▶ _What you will do_
Whenever a line contains the string "tyska", copy it out of the entries.

▶ _Extracted information_
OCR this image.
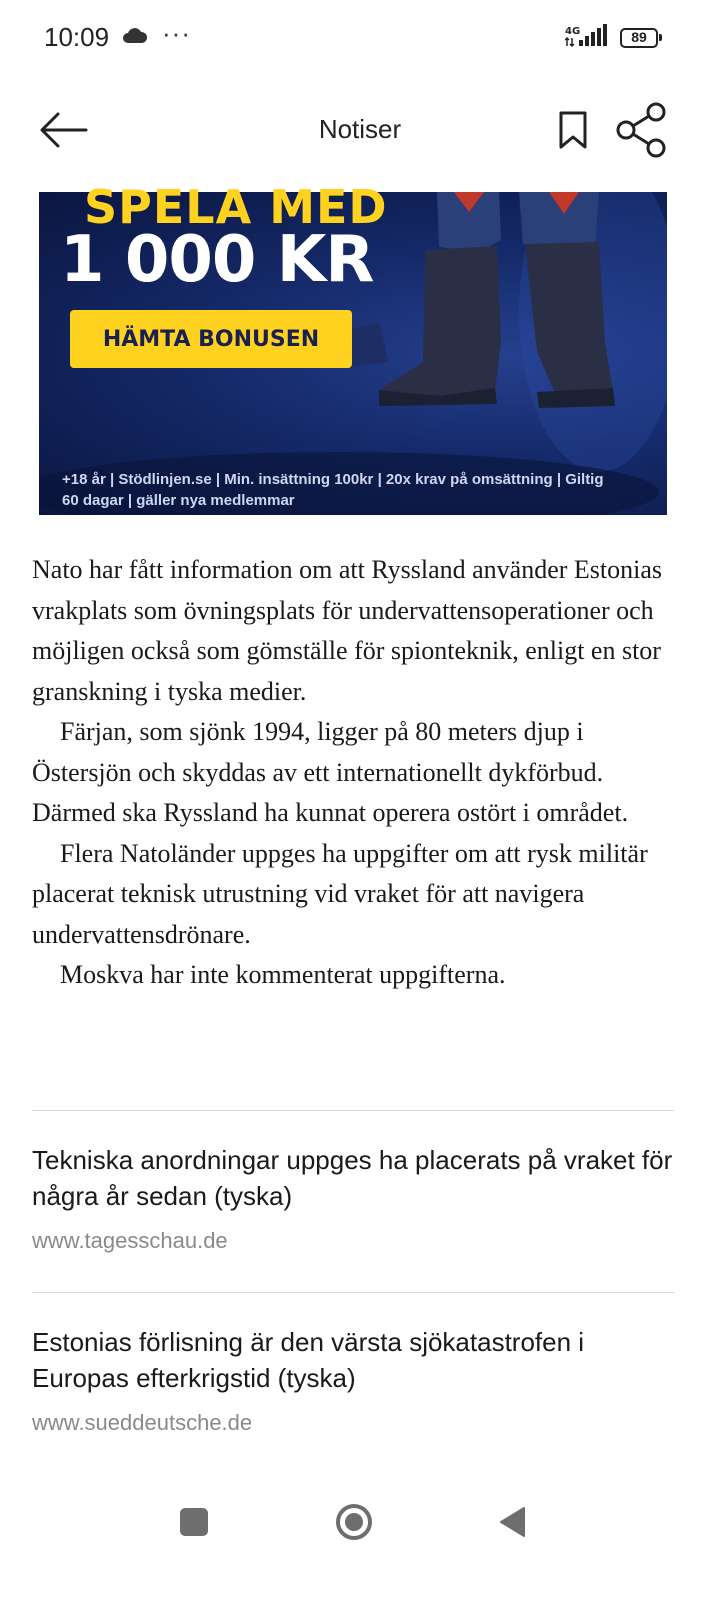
10:09 ···	4G	89
Notiser
SPELA MED

1 000 KR

HÄMTA BONUSEN

+18 år | Stödlinjen.se | Min. insättning 100kr | 20x krav på omsättning | Giltig 60 dagar | gäller nya medlemmar

Nato har fått information om att Ryssland använder Estonias vrakplats som övningsplats för undervattensoperationer och möjligen också som gömställe för spionteknik, enligt en stor granskning i tyska medier.

Färjan, som sjönk 1994, ligger på 80 meters djup i Östersjön och skyddas av ett internationellt dykförbud. Därmed ska Ryssland ha kunnat operera ostört i området.

Flera Natoländer uppges ha uppgifter om att rysk militär placerat teknisk utrustning vid vraket för att navigera undervattensdrönare.

Moskva har inte kommenterat uppgifterna.

Tekniska anordningar uppges ha placerats på vraket för några år sedan (tyska)

www.tagesschau.de

Estonias förlisning är den värsta sjökatastrofen i Europas efterkrigstid (tyska)

www.sueddeutsche.de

▶ _Result of this exercise_
Nato har fått information om att Ryssland använder Estonias vrakplats som övningsplats för undervattensoperationer och möjligen också som gömställe för spionteknik, enligt en stor granskning i tyska medier.
Tekniska anordningar uppges ha placerats på vraket för några år sedan (tyska)
Estonias förlisning är den värsta sjökatastrofen i Europas efterkrigstid (tyska)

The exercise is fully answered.